Exercise goal:
Will you give every entry again exactly as it stands?
# Start of Materials provided
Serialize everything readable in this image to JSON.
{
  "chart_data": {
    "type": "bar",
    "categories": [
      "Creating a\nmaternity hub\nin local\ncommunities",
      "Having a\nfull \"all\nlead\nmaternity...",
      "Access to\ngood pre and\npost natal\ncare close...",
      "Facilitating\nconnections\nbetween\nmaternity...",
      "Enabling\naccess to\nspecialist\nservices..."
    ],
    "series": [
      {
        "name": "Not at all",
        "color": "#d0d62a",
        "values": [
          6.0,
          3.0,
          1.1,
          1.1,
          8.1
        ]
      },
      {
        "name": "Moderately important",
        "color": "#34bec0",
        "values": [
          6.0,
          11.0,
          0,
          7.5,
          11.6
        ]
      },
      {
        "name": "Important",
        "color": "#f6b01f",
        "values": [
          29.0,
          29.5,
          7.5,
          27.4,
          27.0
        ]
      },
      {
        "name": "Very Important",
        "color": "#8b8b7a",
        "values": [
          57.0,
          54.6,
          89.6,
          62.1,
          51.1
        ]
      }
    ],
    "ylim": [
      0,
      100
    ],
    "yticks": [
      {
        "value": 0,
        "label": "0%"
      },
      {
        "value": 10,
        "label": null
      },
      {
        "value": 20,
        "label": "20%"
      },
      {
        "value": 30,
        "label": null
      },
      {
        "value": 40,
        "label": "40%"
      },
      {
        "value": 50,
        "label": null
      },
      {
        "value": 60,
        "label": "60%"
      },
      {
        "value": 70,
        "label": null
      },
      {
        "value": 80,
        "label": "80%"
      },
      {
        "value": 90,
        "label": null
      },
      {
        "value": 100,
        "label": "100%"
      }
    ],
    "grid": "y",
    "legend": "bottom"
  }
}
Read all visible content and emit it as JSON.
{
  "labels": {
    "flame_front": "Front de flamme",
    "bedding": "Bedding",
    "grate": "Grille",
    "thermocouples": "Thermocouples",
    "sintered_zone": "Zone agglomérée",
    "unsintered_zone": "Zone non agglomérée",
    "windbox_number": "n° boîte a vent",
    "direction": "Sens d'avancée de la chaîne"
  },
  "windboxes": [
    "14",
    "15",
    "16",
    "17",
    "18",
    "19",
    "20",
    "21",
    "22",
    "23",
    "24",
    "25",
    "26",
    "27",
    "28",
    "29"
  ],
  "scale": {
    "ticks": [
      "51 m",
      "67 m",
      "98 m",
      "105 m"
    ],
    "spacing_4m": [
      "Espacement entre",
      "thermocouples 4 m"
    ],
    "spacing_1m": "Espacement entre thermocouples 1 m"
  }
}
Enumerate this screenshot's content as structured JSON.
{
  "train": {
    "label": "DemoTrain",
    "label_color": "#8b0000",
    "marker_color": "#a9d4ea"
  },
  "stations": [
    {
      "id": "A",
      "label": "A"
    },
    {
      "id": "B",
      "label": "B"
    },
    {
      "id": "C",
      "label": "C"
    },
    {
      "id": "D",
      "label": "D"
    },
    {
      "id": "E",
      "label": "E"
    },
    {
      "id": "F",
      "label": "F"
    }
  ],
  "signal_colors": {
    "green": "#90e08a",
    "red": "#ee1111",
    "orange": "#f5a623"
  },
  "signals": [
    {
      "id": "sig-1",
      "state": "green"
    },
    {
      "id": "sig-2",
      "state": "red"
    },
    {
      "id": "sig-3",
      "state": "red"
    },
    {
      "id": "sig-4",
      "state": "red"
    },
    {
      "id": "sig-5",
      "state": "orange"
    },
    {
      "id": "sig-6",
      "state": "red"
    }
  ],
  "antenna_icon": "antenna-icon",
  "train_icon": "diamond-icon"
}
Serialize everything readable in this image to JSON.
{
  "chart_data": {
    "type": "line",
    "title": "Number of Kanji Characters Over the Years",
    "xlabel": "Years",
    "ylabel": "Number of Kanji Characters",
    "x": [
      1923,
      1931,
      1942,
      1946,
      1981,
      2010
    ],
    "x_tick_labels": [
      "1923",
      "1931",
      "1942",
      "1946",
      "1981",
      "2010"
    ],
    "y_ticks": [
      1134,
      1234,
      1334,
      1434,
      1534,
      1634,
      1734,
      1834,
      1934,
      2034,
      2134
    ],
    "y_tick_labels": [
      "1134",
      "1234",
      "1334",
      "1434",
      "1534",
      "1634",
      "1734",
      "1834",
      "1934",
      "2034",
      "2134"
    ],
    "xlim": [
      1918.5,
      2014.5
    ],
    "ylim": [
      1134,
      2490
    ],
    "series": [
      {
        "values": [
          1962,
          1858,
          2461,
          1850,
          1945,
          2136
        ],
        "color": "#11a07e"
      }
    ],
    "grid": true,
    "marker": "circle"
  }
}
# End of Materials provided
Result for this task:
Serialize everything readable in this image to JSON.
{
  "chart_data": {
    "type": "bar",
    "categories": [
      "Creating a\nmaternity hub\nin local\ncommunities",
      "Having a\nfull \"all\nlead\nmaternity...",
      "Access to\ngood pre and\npost natal\ncare close...",
      "Facilitating\nconnections\nbetween\nmaternity...",
      "Enabling\naccess to\nspecialist\nservices..."
    ],
    "series": [
      {
        "name": "Not at all",
        "color": "#d0d62a",
        "values": [
          6.0,
          3.0,
          1.1,
          1.1,
          8.1
        ]
      },
      {
        "name": "Moderately important",
        "color": "#34bec0",
        "values": [
          6.0,
          11.0,
          0,
          7.5,
          11.6
        ]
      },
      {
        "name": "Important",
        "color": "#f6b01f",
        "values": [
          29.0,
          29.5,
          7.5,
          27.4,
          27.0
        ]
      },
      {
        "name": "Very Important",
        "color": "#8b8b7a",
        "values": [
          57.0,
          54.6,
          89.6,
          62.1,
          51.1
        ]
      }
    ],
    "ylim": [
      0,
      100
    ],
    "yticks": [
      {
        "value": 0,
        "label": "0%"
      },
      {
        "value": 10,
        "label": null
      },
      {
        "value": 20,
        "label": "20%"
      },
      {
        "value": 30,
        "label": null
      },
      {
        "value": 40,
        "label": "40%"
      },
      {
        "value": 50,
        "label": null
      },
      {
        "value": 60,
        "label": "60%"
      },
      {
        "value": 70,
        "label": null
      },
      {
        "value": 80,
        "label": "80%"
      },
      {
        "value": 90,
        "label": null
      },
      {
        "value": 100,
        "label": "100%"
      }
    ],
    "grid": "y",
    "legend": "bottom"
  }
}
Read all visible content and emit it as JSON.
{
  "labels": {
    "flame_front": "Front de flamme",
    "bedding": "Bedding",
    "grate": "Grille",
    "thermocouples": "Thermocouples",
    "sintered_zone": "Zone agglomérée",
    "unsintered_zone": "Zone non agglomérée",
    "windbox_number": "n° boîte a vent",
    "direction": "Sens d'avancée de la chaîne"
  },
  "windboxes": [
    "14",
    "15",
    "16",
    "17",
    "18",
    "19",
    "20",
    "21",
    "22",
    "23",
    "24",
    "25",
    "26",
    "27",
    "28",
    "29"
  ],
  "scale": {
    "ticks": [
      "51 m",
      "67 m",
      "98 m",
      "105 m"
    ],
    "spacing_4m": [
      "Espacement entre",
      "thermocouples 4 m"
    ],
    "spacing_1m": "Espacement entre thermocouples 1 m"
  }
}
Enumerate this screenshot's content as structured JSON.
{
  "train": {
    "label": "DemoTrain",
    "label_color": "#8b0000",
    "marker_color": "#a9d4ea"
  },
  "stations": [
    {
      "id": "A",
      "label": "A"
    },
    {
      "id": "B",
      "label": "B"
    },
    {
      "id": "C",
      "label": "C"
    },
    {
      "id": "D",
      "label": "D"
    },
    {
      "id": "E",
      "label": "E"
    },
    {
      "id": "F",
      "label": "F"
    }
  ],
  "signal_colors": {
    "green": "#90e08a",
    "red": "#ee1111",
    "orange": "#f5a623"
  },
  "signals": [
    {
      "id": "sig-1",
      "state": "green"
    },
    {
      "id": "sig-2",
      "state": "red"
    },
    {
      "id": "sig-3",
      "state": "red"
    },
    {
      "id": "sig-4",
      "state": "red"
    },
    {
      "id": "sig-5",
      "state": "orange"
    },
    {
      "id": "sig-6",
      "state": "red"
    }
  ],
  "antenna_icon": "antenna-icon",
  "train_icon": "diamond-icon"
}
Serialize everything readable in this image to JSON.
{
  "chart_data": {
    "type": "line",
    "title": "Number of Kanji Characters Over the Years",
    "xlabel": "Years",
    "ylabel": "Number of Kanji Characters",
    "x": [
      1923,
      1931,
      1942,
      1946,
      1981,
      2010
    ],
    "x_tick_labels": [
      "1923",
      "1931",
      "1942",
      "1946",
      "1981",
      "2010"
    ],
    "y_ticks": [
      1134,
      1234,
      1334,
      1434,
      1534,
      1634,
      1734,
      1834,
      1934,
      2034,
      2134
    ],
    "y_tick_labels": [
      "1134",
      "1234",
      "1334",
      "1434",
      "1534",
      "1634",
      "1734",
      "1834",
      "1934",
      "2034",
      "2134"
    ],
    "xlim": [
      1918.5,
      2014.5
    ],
    "ylim": [
      1134,
      2490
    ],
    "series": [
      {
        "values": [
          1962,
          1858,
          2461,
          1850,
          1945,
          2136
        ],
        "color": "#11a07e"
      }
    ],
    "grid": true,
    "marker": "circle"
  }
}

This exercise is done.